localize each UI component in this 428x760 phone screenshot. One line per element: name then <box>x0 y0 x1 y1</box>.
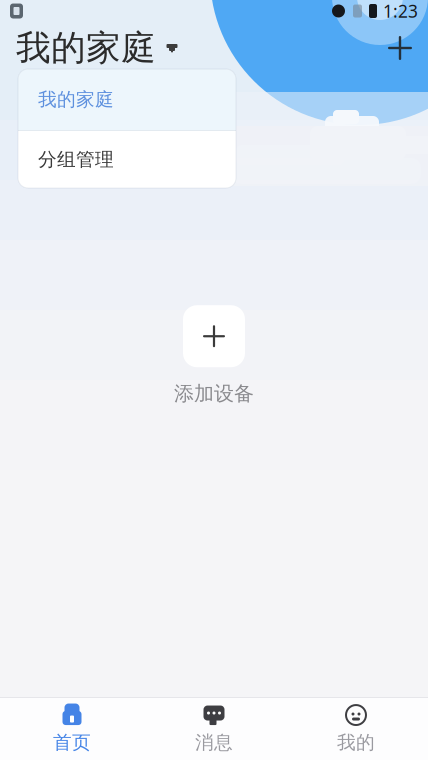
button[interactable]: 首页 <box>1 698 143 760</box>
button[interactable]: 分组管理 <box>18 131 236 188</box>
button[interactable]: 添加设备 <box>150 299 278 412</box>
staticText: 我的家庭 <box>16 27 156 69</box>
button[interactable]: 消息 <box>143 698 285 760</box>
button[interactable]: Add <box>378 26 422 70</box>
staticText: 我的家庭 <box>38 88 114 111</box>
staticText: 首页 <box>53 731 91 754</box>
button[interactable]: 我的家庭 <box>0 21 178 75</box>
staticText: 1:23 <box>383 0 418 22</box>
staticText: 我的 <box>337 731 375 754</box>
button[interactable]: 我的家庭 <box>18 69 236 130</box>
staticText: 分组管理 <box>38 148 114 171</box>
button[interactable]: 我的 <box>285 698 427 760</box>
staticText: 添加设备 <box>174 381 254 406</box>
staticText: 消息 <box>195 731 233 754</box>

- - - - - - -

Set problem: Copy the rows from the beginning up to and including the line with "staticText: 我的家庭 <box>16 27 156 69</box>", putting "locate" in place of "localize" and changing nothing else. Leave out the pictures.

Full output:
locate each UI component in this 428x760 phone screenshot. One line per element: name then <box>x0 y0 x1 y1</box>.
button[interactable]: 首页 <box>1 698 143 760</box>
button[interactable]: 分组管理 <box>18 131 236 188</box>
button[interactable]: 添加设备 <box>150 299 278 412</box>
staticText: 我的家庭 <box>16 27 156 69</box>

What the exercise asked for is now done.